Task instructions:
Will you transcribe the entries that follow, exactly and in full?

Input:
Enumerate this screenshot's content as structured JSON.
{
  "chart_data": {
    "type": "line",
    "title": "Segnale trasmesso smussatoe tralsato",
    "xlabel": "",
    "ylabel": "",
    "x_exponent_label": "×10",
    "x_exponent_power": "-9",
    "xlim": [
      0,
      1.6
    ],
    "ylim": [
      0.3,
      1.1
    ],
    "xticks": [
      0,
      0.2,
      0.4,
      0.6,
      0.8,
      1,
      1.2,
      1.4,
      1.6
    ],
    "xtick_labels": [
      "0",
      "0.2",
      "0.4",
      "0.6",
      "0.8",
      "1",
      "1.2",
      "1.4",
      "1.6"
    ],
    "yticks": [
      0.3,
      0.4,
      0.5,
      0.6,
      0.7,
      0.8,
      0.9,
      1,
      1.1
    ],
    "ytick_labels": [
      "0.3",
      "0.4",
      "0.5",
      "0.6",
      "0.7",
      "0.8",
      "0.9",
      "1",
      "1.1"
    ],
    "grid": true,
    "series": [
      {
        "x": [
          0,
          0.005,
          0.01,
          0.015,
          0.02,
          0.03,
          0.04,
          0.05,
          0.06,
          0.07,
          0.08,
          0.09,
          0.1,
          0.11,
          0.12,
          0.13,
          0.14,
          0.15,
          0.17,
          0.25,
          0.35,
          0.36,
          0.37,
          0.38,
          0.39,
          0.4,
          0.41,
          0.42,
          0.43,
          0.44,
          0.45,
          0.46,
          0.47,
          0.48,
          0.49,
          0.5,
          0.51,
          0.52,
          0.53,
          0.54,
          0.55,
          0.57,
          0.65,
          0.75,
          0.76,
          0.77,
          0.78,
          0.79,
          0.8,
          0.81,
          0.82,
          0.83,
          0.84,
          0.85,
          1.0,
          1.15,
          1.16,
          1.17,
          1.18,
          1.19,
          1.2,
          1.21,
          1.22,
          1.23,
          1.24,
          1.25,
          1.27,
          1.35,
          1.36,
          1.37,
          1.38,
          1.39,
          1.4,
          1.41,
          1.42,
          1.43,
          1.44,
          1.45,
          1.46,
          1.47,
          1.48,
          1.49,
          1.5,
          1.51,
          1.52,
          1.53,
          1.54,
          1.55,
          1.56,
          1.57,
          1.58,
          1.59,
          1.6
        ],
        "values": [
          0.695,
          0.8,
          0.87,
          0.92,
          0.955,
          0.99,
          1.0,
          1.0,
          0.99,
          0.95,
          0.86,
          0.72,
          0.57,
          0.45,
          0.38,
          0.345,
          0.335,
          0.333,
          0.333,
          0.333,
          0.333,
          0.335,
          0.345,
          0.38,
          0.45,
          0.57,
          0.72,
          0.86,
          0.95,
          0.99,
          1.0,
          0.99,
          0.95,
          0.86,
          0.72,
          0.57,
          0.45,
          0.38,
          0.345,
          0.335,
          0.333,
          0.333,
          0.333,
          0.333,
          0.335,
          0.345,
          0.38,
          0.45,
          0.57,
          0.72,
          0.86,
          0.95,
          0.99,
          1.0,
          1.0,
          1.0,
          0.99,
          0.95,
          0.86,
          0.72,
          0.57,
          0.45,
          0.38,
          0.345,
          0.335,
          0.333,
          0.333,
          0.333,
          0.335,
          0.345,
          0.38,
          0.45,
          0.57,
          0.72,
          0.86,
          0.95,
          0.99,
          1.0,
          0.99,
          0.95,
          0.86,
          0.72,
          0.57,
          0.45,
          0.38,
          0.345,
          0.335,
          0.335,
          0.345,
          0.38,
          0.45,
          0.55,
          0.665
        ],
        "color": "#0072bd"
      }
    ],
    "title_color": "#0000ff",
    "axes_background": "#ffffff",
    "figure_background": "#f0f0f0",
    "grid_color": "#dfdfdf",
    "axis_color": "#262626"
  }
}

In response:
Enumerate this screenshot's content as structured JSON.
{
  "chart_data": {
    "type": "line",
    "title": "Segnale trasmesso smussatoe tralsato",
    "xlabel": "",
    "ylabel": "",
    "x_exponent_label": "×10",
    "x_exponent_power": "-9",
    "xlim": [
      0,
      1.6
    ],
    "ylim": [
      0.3,
      1.1
    ],
    "xticks": [
      0,
      0.2,
      0.4,
      0.6,
      0.8,
      1,
      1.2,
      1.4,
      1.6
    ],
    "xtick_labels": [
      "0",
      "0.2",
      "0.4",
      "0.6",
      "0.8",
      "1",
      "1.2",
      "1.4",
      "1.6"
    ],
    "yticks": [
      0.3,
      0.4,
      0.5,
      0.6,
      0.7,
      0.8,
      0.9,
      1,
      1.1
    ],
    "ytick_labels": [
      "0.3",
      "0.4",
      "0.5",
      "0.6",
      "0.7",
      "0.8",
      "0.9",
      "1",
      "1.1"
    ],
    "grid": true,
    "series": [
      {
        "x": [
          0,
          0.005,
          0.01,
          0.015,
          0.02,
          0.03,
          0.04,
          0.05,
          0.06,
          0.07,
          0.08,
          0.09,
          0.1,
          0.11,
          0.12,
          0.13,
          0.14,
          0.15,
          0.17,
          0.25,
          0.35,
          0.36,
          0.37,
          0.38,
          0.39,
          0.4,
          0.41,
          0.42,
          0.43,
          0.44,
          0.45,
          0.46,
          0.47,
          0.48,
          0.49,
          0.5,
          0.51,
          0.52,
          0.53,
          0.54,
          0.55,
          0.57,
          0.65,
          0.75,
          0.76,
          0.77,
          0.78,
          0.79,
          0.8,
          0.81,
          0.82,
          0.83,
          0.84,
          0.85,
          1.0,
          1.15,
          1.16,
          1.17,
          1.18,
          1.19,
          1.2,
          1.21,
          1.22,
          1.23,
          1.24,
          1.25,
          1.27,
          1.35,
          1.36,
          1.37,
          1.38,
          1.39,
          1.4,
          1.41,
          1.42,
          1.43,
          1.44,
          1.45,
          1.46,
          1.47,
          1.48,
          1.49,
          1.5,
          1.51,
          1.52,
          1.53,
          1.54,
          1.55,
          1.56,
          1.57,
          1.58,
          1.59,
          1.6
        ],
        "values": [
          0.695,
          0.8,
          0.87,
          0.92,
          0.955,
          0.99,
          1.0,
          1.0,
          0.99,
          0.95,
          0.86,
          0.72,
          0.57,
          0.45,
          0.38,
          0.345,
          0.335,
          0.333,
          0.333,
          0.333,
          0.333,
          0.335,
          0.345,
          0.38,
          0.45,
          0.57,
          0.72,
          0.86,
          0.95,
          0.99,
          1.0,
          0.99,
          0.95,
          0.86,
          0.72,
          0.57,
          0.45,
          0.38,
          0.345,
          0.335,
          0.333,
          0.333,
          0.333,
          0.333,
          0.335,
          0.345,
          0.38,
          0.45,
          0.57,
          0.72,
          0.86,
          0.95,
          0.99,
          1.0,
          1.0,
          1.0,
          0.99,
          0.95,
          0.86,
          0.72,
          0.57,
          0.45,
          0.38,
          0.345,
          0.335,
          0.333,
          0.333,
          0.333,
          0.335,
          0.345,
          0.38,
          0.45,
          0.57,
          0.72,
          0.86,
          0.95,
          0.99,
          1.0,
          0.99,
          0.95,
          0.86,
          0.72,
          0.57,
          0.45,
          0.38,
          0.345,
          0.335,
          0.335,
          0.345,
          0.38,
          0.45,
          0.55,
          0.665
        ],
        "color": "#0072bd"
      }
    ],
    "title_color": "#0000ff",
    "axes_background": "#ffffff",
    "figure_background": "#f0f0f0",
    "grid_color": "#dfdfdf",
    "axis_color": "#262626"
  }
}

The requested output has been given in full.